Dataset items

───

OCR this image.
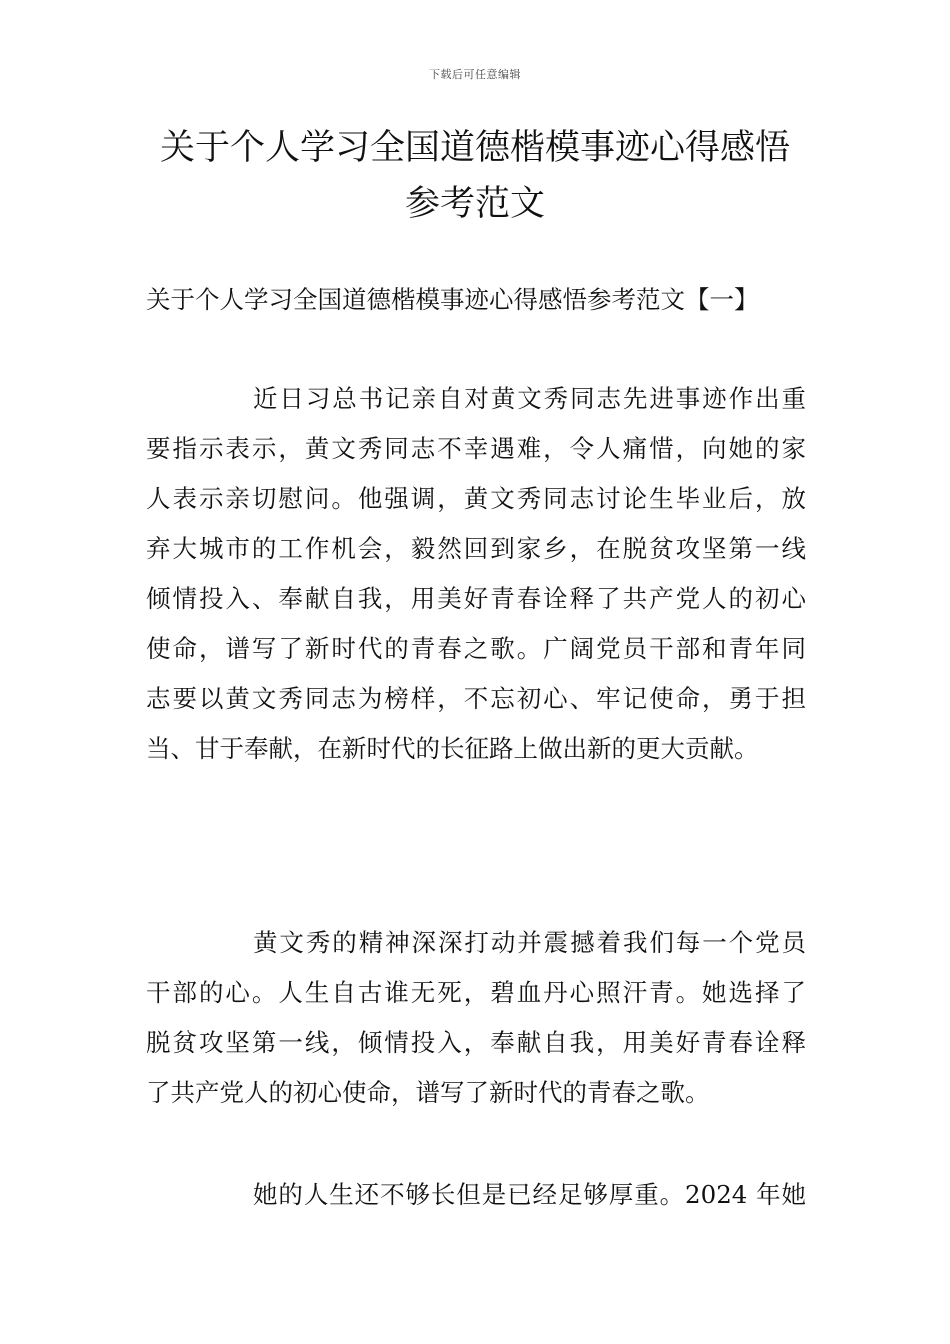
下载后可任意编辑
关于个人学习全国道德楷模事迹心得感悟
参考范文
关于个人学习全国道德楷模事迹心得感悟参考范文【一】

近日习总书记亲自对黄文秀同志先进事迹作出重
要指示表示，黄文秀同志不幸遇难，令人痛惜，向她的家
人表示亲切慰问。他强调，黄文秀同志讨论生毕业后，放
弃大城市的工作机会，毅然回到家乡，在脱贫攻坚第一线
倾情投入、奉献自我，用美好青春诠释了共产党人的初心
使命，谱写了新时代的青春之歌。广阔党员干部和青年同
志要以黄文秀同志为榜样，不忘初心、牢记使命，勇于担
当、甘于奉献，在新时代的长征路上做出新的更大贡献。

黄文秀的精神深深打动并震撼着我们每一个党员
干部的心。人生自古谁无死，碧血丹心照汗青。她选择了
脱贫攻坚第一线，倾情投入，奉献自我，用美好青春诠释
了共产党人的初心使命，谱写了新时代的青春之歌。

她的人生还不够长但是已经足够厚重。2024 年她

───

_Exercise prompt:_ All of the material above needs to be restated exactly, with no pictures.

_Answer to this task:_
OCR this image.
下载后可任意编辑
关于个人学习全国道德楷模事迹心得感悟
参考范文
关于个人学习全国道德楷模事迹心得感悟参考范文【一】

近日习总书记亲自对黄文秀同志先进事迹作出重
要指示表示，黄文秀同志不幸遇难，令人痛惜，向她的家
人表示亲切慰问。他强调，黄文秀同志讨论生毕业后，放
弃大城市的工作机会，毅然回到家乡，在脱贫攻坚第一线
倾情投入、奉献自我，用美好青春诠释了共产党人的初心
使命，谱写了新时代的青春之歌。广阔党员干部和青年同
志要以黄文秀同志为榜样，不忘初心、牢记使命，勇于担
当、甘于奉献，在新时代的长征路上做出新的更大贡献。

黄文秀的精神深深打动并震撼着我们每一个党员
干部的心。人生自古谁无死，碧血丹心照汗青。她选择了
脱贫攻坚第一线，倾情投入，奉献自我，用美好青春诠释
了共产党人的初心使命，谱写了新时代的青春之歌。

她的人生还不够长但是已经足够厚重。2024 年她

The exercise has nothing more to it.